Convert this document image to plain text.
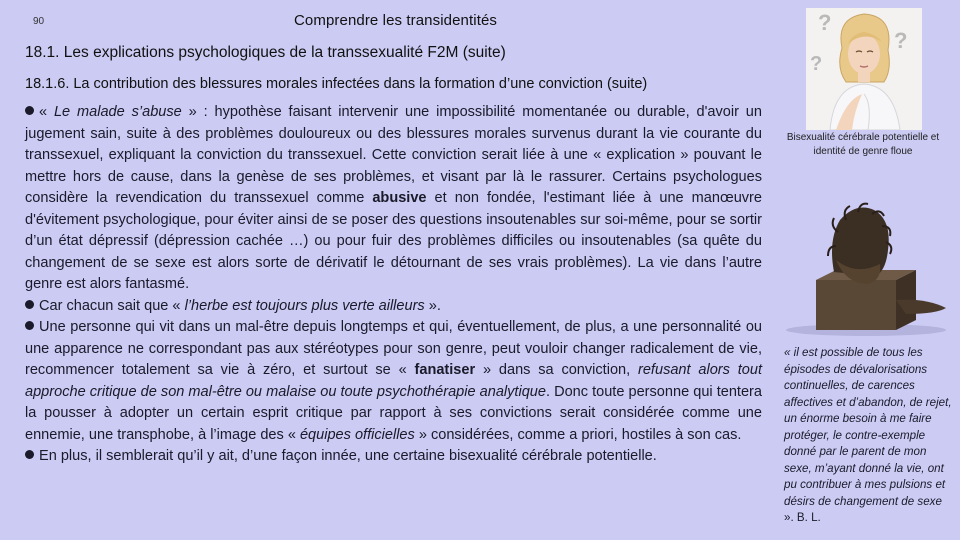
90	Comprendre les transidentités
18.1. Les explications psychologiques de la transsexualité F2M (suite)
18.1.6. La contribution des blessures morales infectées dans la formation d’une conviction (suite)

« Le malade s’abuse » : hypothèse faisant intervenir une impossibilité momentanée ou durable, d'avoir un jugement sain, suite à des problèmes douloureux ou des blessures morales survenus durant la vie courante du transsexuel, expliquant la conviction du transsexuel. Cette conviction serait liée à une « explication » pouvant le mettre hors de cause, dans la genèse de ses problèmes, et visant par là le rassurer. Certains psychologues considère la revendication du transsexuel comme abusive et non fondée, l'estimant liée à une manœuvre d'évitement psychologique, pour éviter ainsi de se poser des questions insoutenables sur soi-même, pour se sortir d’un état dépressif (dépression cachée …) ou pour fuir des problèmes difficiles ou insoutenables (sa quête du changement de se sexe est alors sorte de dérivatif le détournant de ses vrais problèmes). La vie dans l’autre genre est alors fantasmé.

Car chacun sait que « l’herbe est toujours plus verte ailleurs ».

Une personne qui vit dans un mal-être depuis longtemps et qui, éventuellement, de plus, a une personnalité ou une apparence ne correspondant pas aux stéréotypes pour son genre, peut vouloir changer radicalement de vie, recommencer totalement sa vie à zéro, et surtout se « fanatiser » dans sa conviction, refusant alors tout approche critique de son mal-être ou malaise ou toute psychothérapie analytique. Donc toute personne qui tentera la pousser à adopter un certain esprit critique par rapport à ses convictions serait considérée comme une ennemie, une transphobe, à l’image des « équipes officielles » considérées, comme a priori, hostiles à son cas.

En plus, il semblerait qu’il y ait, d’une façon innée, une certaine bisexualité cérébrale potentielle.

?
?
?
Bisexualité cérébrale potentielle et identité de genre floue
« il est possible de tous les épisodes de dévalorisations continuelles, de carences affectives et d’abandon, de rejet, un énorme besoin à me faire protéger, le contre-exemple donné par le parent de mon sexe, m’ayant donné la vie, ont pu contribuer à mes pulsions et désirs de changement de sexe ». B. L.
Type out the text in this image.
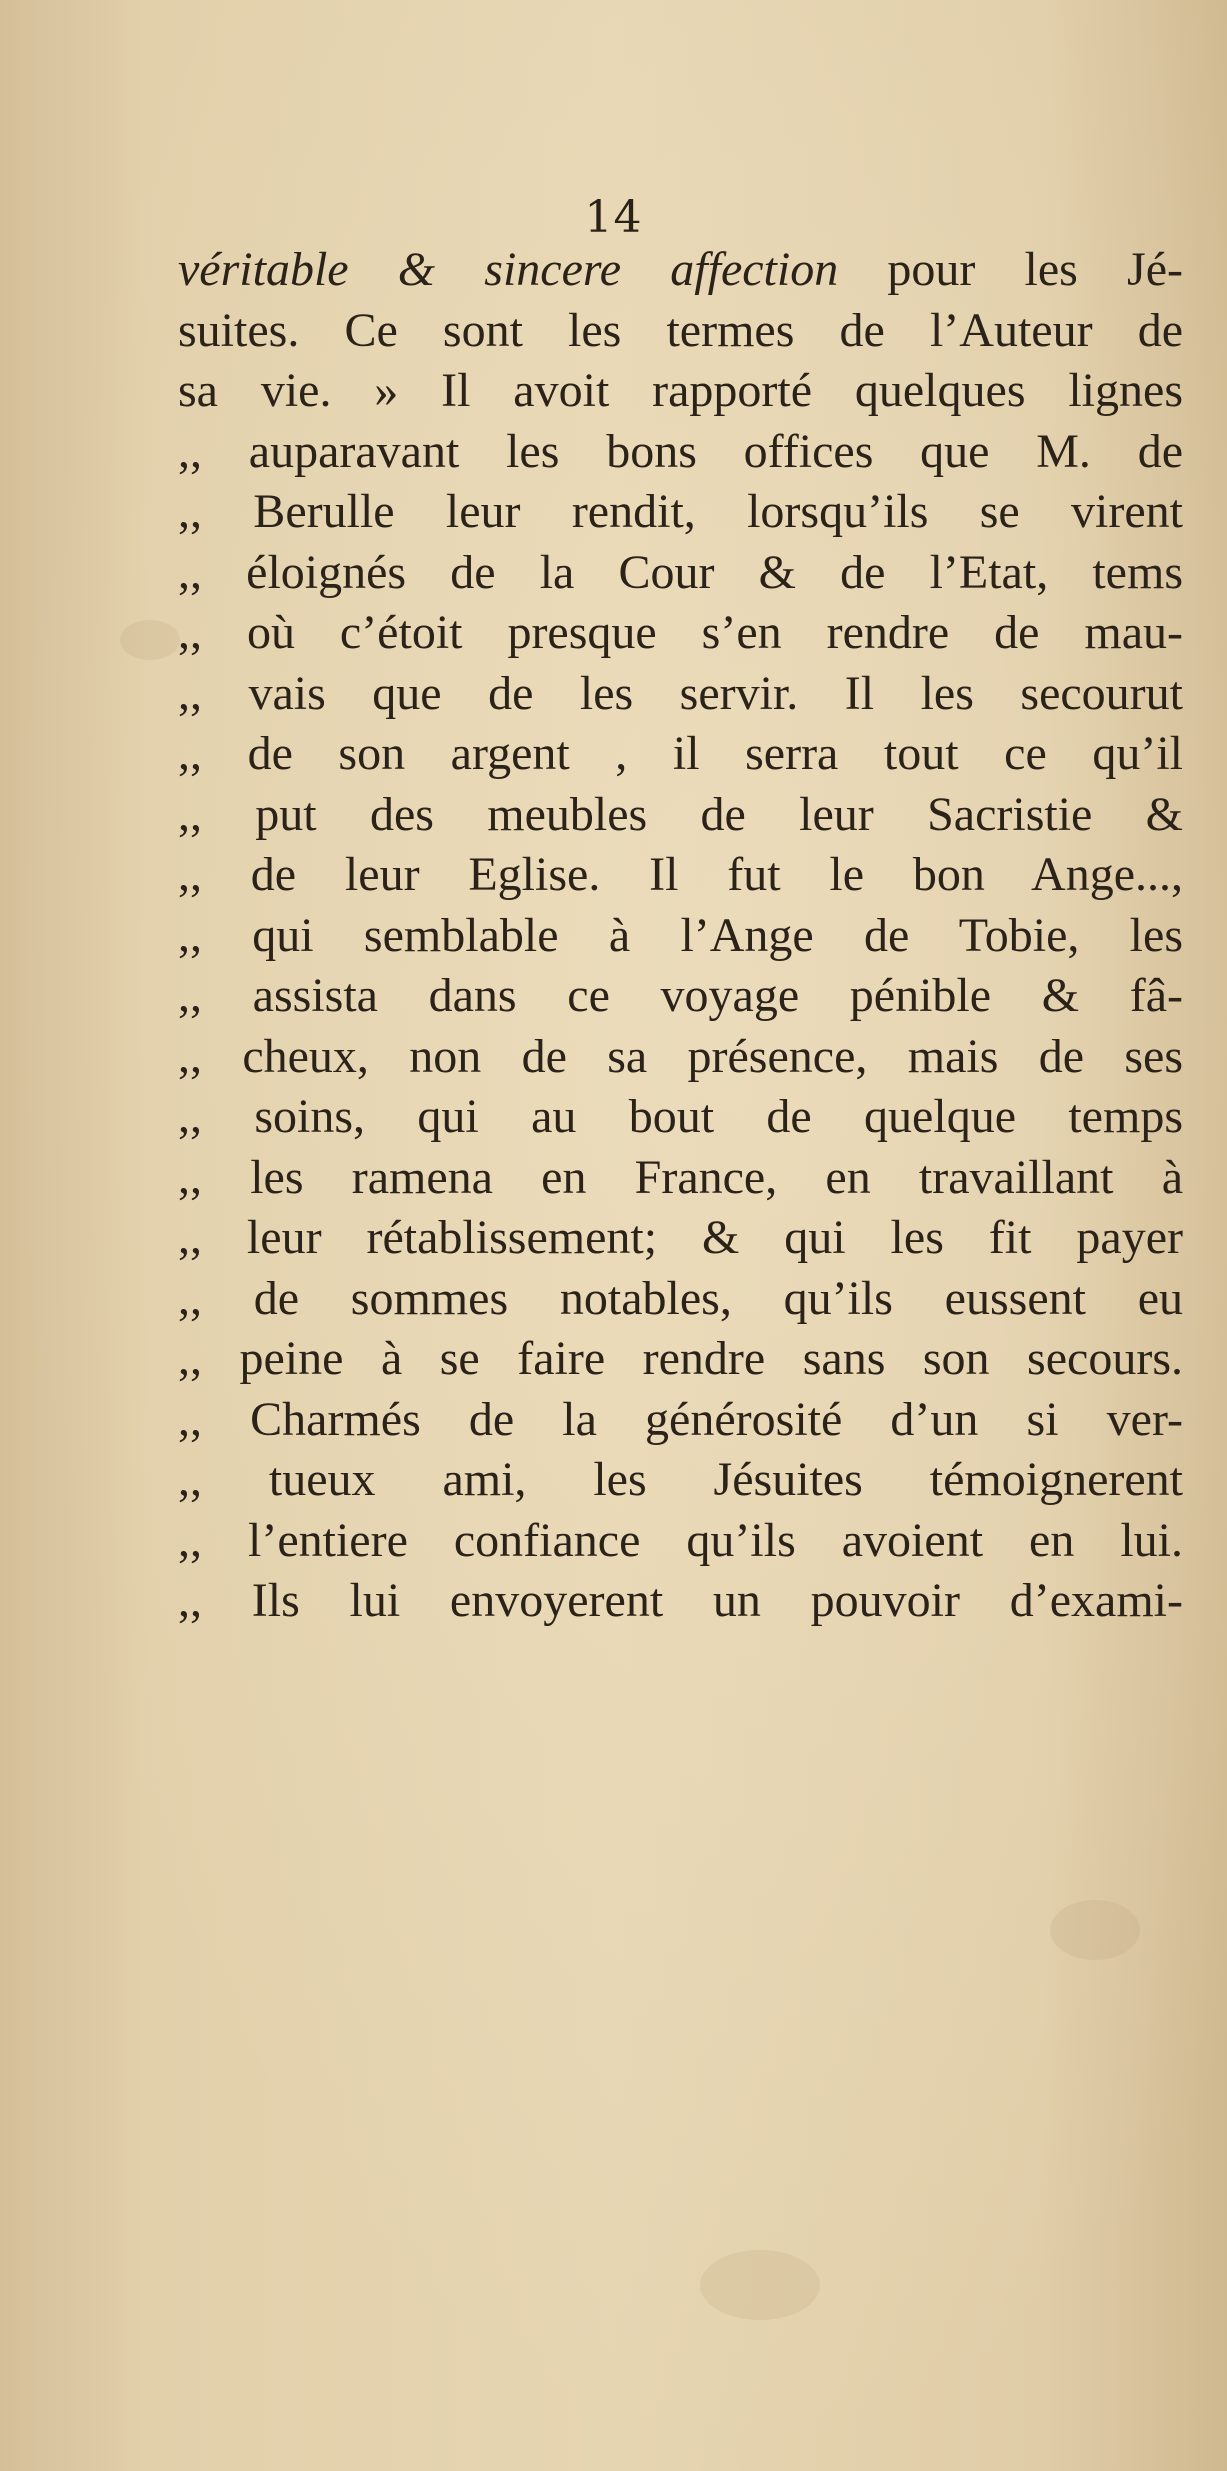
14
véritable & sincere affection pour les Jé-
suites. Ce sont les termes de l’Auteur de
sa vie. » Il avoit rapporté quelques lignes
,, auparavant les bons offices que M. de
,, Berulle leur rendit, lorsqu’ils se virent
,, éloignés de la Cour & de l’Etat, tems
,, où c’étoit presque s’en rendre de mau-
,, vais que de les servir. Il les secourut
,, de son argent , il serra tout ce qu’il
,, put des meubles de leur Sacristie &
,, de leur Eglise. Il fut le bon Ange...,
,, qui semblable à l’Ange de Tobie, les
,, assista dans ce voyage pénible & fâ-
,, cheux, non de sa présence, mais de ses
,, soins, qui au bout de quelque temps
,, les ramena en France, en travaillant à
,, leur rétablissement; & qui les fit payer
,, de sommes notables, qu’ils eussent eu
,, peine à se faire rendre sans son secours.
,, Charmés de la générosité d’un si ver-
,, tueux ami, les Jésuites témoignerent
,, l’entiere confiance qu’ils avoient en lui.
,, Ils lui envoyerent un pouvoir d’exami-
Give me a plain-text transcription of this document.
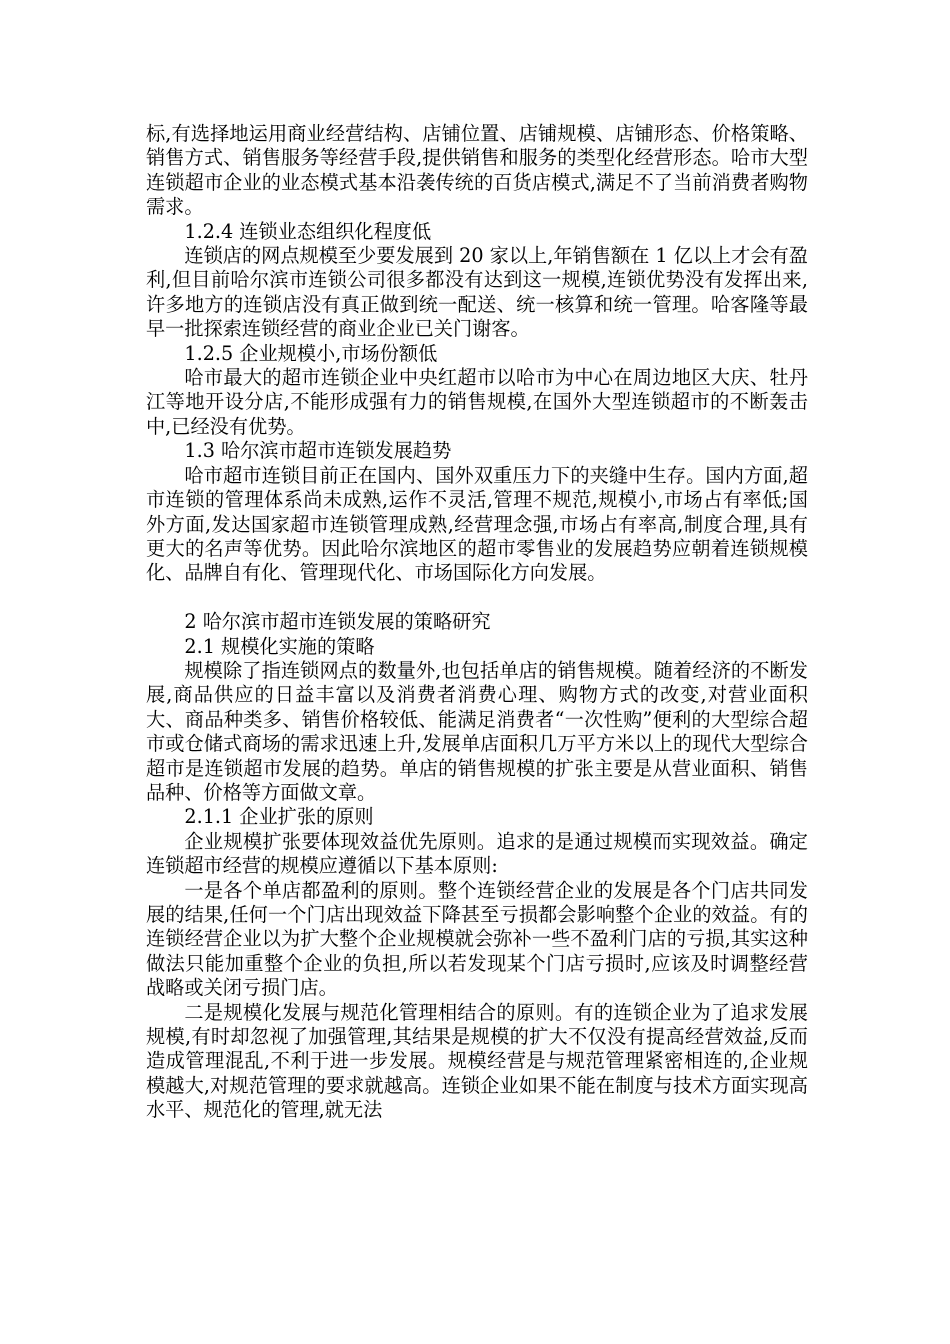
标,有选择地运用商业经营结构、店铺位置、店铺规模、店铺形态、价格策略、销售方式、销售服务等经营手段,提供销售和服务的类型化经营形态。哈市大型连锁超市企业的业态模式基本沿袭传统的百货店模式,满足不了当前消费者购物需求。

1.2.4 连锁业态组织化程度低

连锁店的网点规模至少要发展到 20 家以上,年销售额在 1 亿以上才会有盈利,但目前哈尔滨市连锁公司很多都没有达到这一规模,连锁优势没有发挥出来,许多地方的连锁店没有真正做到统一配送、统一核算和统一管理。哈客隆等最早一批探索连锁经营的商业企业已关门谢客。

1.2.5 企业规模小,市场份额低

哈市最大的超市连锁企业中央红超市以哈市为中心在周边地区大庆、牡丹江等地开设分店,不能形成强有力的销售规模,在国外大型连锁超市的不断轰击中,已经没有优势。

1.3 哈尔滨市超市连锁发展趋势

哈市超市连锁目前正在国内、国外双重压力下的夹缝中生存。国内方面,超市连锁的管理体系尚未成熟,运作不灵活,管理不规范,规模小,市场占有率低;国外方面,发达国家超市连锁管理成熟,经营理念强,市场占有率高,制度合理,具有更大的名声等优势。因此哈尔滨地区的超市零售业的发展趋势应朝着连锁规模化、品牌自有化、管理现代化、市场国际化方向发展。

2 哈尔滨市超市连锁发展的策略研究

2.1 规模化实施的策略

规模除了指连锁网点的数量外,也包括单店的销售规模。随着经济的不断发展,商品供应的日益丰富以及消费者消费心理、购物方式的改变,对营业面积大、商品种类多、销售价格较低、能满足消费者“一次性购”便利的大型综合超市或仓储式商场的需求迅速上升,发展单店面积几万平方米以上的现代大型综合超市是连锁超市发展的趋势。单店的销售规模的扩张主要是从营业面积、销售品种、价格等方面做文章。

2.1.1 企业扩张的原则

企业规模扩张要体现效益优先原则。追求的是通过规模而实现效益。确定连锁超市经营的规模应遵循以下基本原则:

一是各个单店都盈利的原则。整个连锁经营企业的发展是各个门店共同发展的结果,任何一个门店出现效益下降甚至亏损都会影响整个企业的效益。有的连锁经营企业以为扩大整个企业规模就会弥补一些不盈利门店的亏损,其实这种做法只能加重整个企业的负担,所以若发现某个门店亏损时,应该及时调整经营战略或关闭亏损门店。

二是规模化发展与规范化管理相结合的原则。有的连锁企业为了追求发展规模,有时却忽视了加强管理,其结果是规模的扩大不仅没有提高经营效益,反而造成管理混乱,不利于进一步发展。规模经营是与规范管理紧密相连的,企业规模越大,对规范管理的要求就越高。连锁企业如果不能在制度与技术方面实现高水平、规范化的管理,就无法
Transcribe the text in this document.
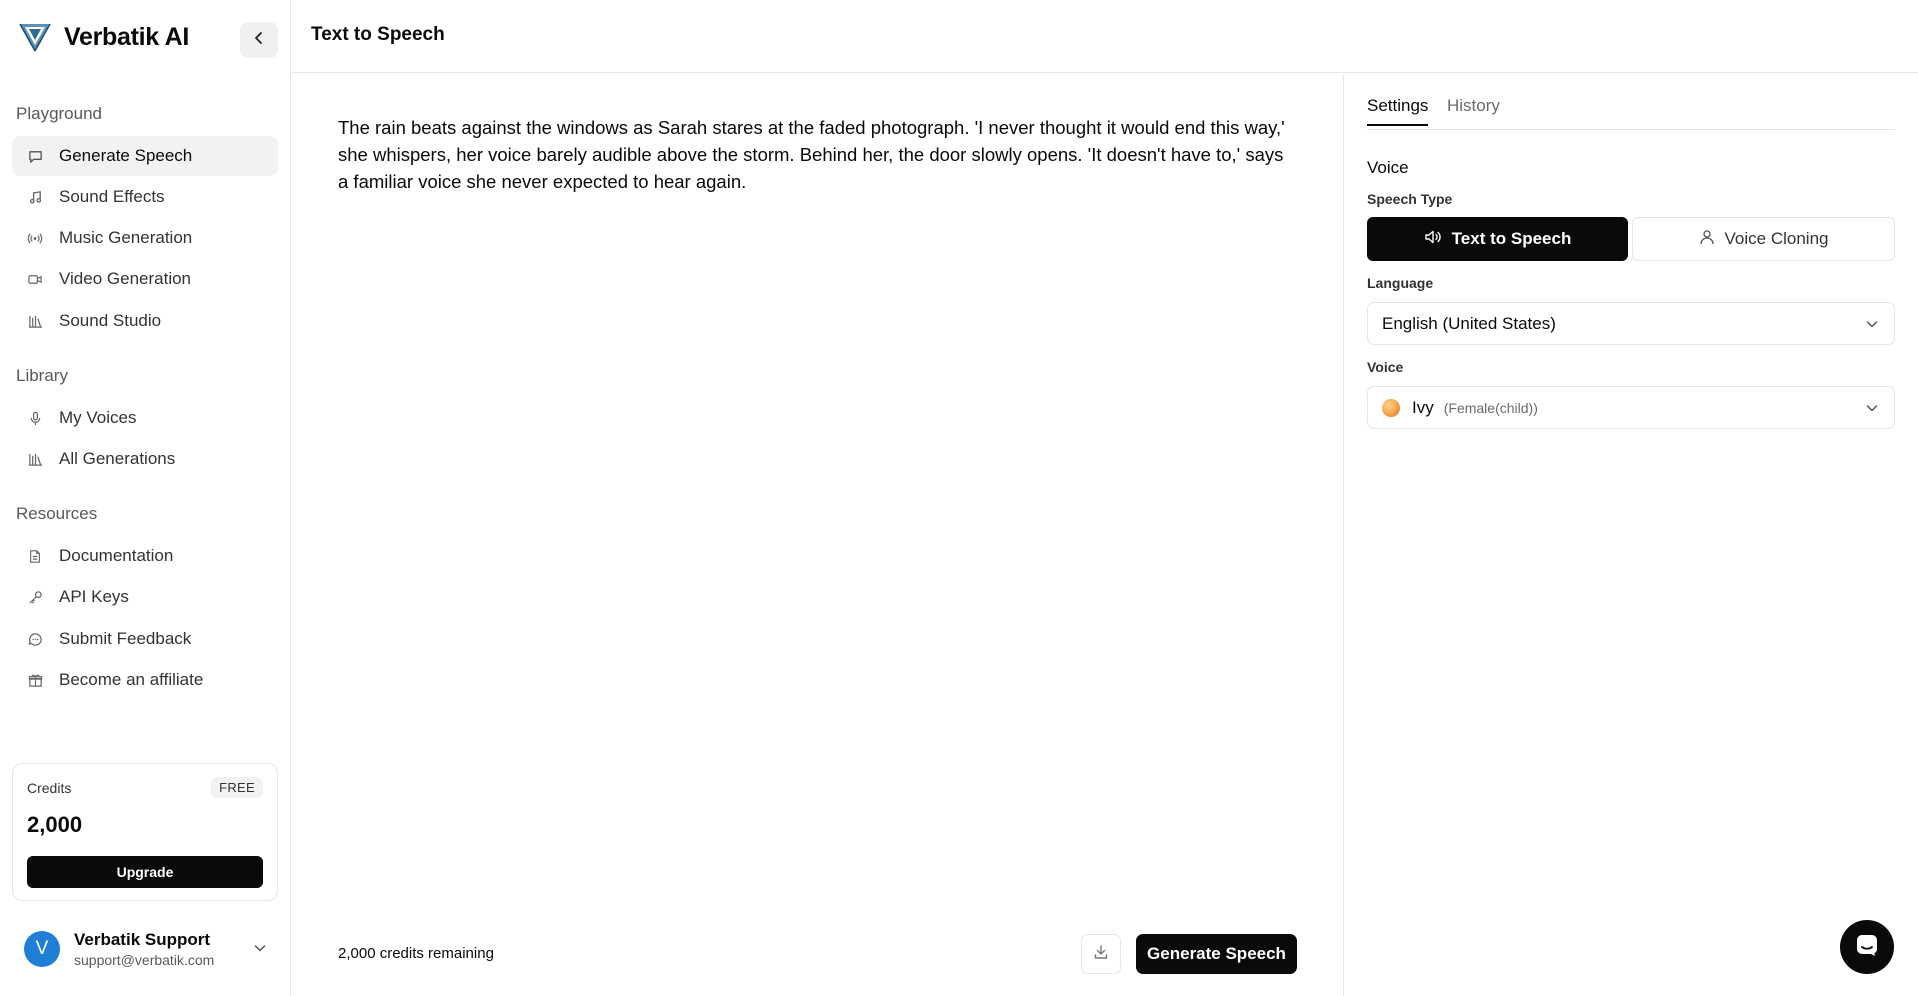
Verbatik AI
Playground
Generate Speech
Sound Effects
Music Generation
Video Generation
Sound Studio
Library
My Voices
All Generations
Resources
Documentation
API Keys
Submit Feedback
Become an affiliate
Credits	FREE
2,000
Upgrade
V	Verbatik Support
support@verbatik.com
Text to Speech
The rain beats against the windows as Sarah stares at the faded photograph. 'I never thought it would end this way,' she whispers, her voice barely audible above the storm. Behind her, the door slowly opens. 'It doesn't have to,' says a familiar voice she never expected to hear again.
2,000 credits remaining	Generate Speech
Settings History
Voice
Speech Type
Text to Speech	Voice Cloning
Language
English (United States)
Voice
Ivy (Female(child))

## TASK STATEMENT
Copy out every line from the data above that has "plain" in it.

## TASK SOLUTION
Convert this document image to plain text.
Give me a plain-text transcription of this document.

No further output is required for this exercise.